### Recorded data
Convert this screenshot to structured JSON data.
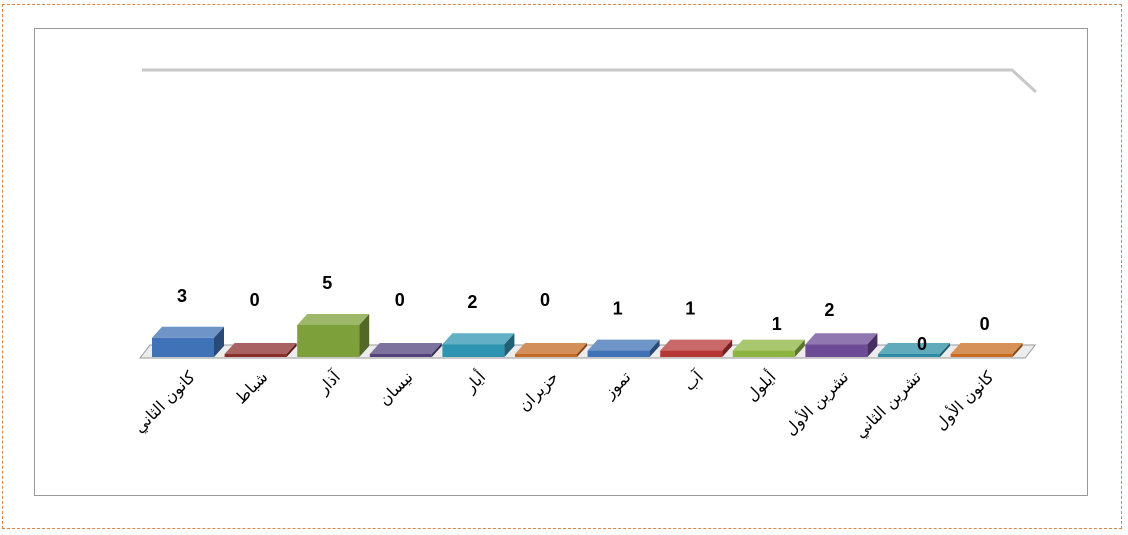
{
  "chart_data": {
    "type": "bar",
    "title": "",
    "xlabel": "",
    "ylabel": "",
    "ylim": [
      0,
      5
    ],
    "grid": false,
    "legend": "none",
    "categories": [
      "كانون الثاني",
      "شباط",
      "آذار",
      "نيسان",
      "أيار",
      "حزيران",
      "تموز",
      "آب",
      "أيلول",
      "تشرين الأول",
      "تشرين الثاني",
      "كانون الأول"
    ],
    "values": [
      3,
      0,
      5,
      0,
      2,
      0,
      1,
      1,
      1,
      2,
      0,
      0
    ],
    "colors": [
      "#3f72b6",
      "#8a2e2c",
      "#7ea03a",
      "#52417d",
      "#2f94b1",
      "#c46a22",
      "#3f72b6",
      "#b63535",
      "#8cb43f",
      "#6c4a96",
      "#2c8ea6",
      "#c86c22"
    ]
  }
}
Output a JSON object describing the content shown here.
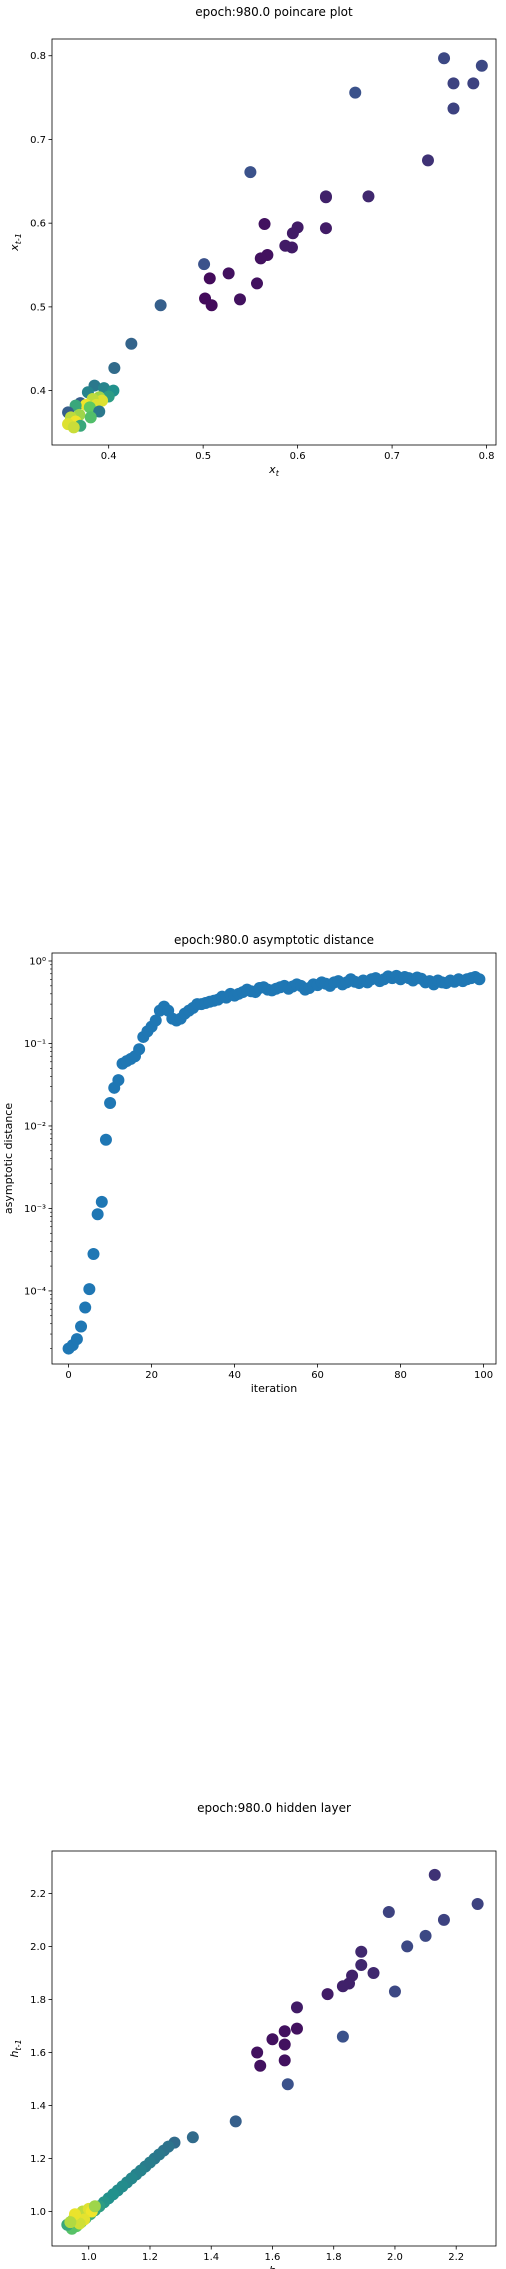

### What you have to do
Search the data for the string "JSON" and copy each line where it appears.

### Written response
Convert this screenshot to structured JSON data.
Output a JSON object describing the content shown here.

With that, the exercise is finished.